**SOURCE TEXT:**
start
In regional NSW, tenants are facing displacement and homelessness due to rents spiking 30 per cent since 2020, outstripping average annual wage growth up to seven times in the past year in the hardest-hit council areas.
Rents have risen around the country, and house rents have also reached record highs in Melbourne, Brisbane, Perth, Adelaide, Canberra and Hobart, on Domain figures.
At the heart of the problem is a chronic shortage of housing, experts agreed, but they said a cap on rent hikes would help alleviate the financial pressure on households until supply is addressed.
Greens MP Jenny Leong has introduced a private member’s bill to NSW parliament that would legislate a cap on rents in line with inflation, an end to no-grounds evictions and a ban on rent hikes in disaster areas. Leong said a cap was the easiest way to help struggling renters.
“People are focusing on the cost of groceries and the cost of petrol, and while they are all significant to people, in almost every case the cost of people’s housing is by far the most significant cost in their day-to-day lives, and we know renters are bearing the brunt of those costs because they’re being hit with rent hikes,” Leong said.
“The easiest way to ease the pressure on people who are suffering from the increased cost of living right now would be to put rent controls in place.”
The practice of capping rents is common overseas and has previously been in place in Australia but in more recent decades has come up against strong resistance.
Some housing experts said a complete rethink of accommodation was needed and it should be considered as an essential good and regulated as such – like health, energy and education – although others warned it could lead to a reduction in the number of rentals and a two-tier system of tenants.
UNSW senior research fellow in the City Futures Research Centre Dr Chris Martin said it was a fair policy response to windfall gains at the expense of renters.
end
**GIVEN INFORMATION:**
start
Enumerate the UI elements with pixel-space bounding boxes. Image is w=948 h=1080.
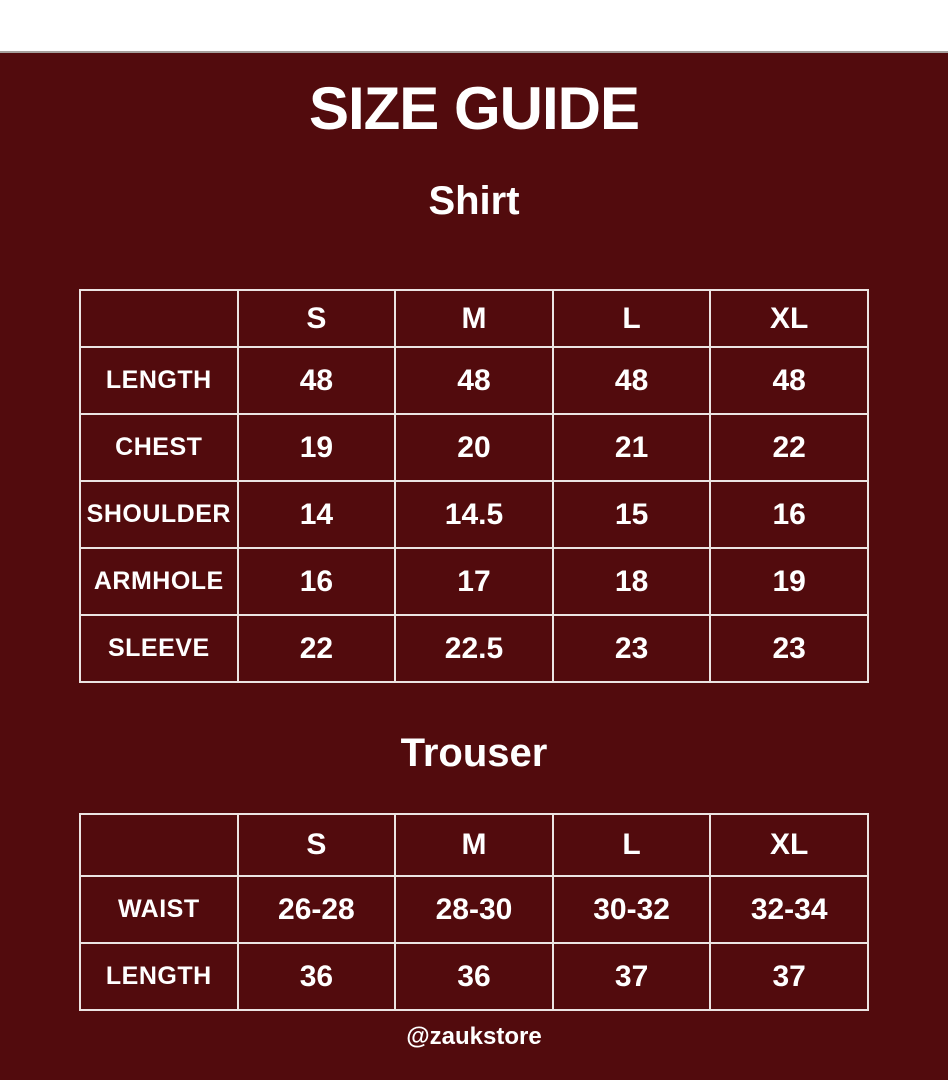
end
start
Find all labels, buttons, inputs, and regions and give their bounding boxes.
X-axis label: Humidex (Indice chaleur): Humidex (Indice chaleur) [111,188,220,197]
end
**SHORT TASK:** Return the part of the NSW rents article above without changes, starting at the words "In regional NSW, tenants" and stopping after the words "help struggling renters.".

**REPLY TO THE EXERCISE:**
In regional NSW, tenants are facing displacement and homelessness due to rents spiking 30 per cent since 2020, outstripping average annual wage growth up to seven times in the past year in the hardest-hit council areas.
Rents have risen around the country, and house rents have also reached record highs in Melbourne, Brisbane, Perth, Adelaide, Canberra and Hobart, on Domain figures.
At the heart of the problem is a chronic shortage of housing, experts agreed, but they said a cap on rent hikes would help alleviate the financial pressure on households until supply is addressed.
Greens MP Jenny Leong has introduced a private member’s bill to NSW parliament that would legislate a cap on rents in line with inflation, an end to no-grounds evictions and a ban on rent hikes in disaster areas. Leong said a cap was the easiest way to help struggling renters.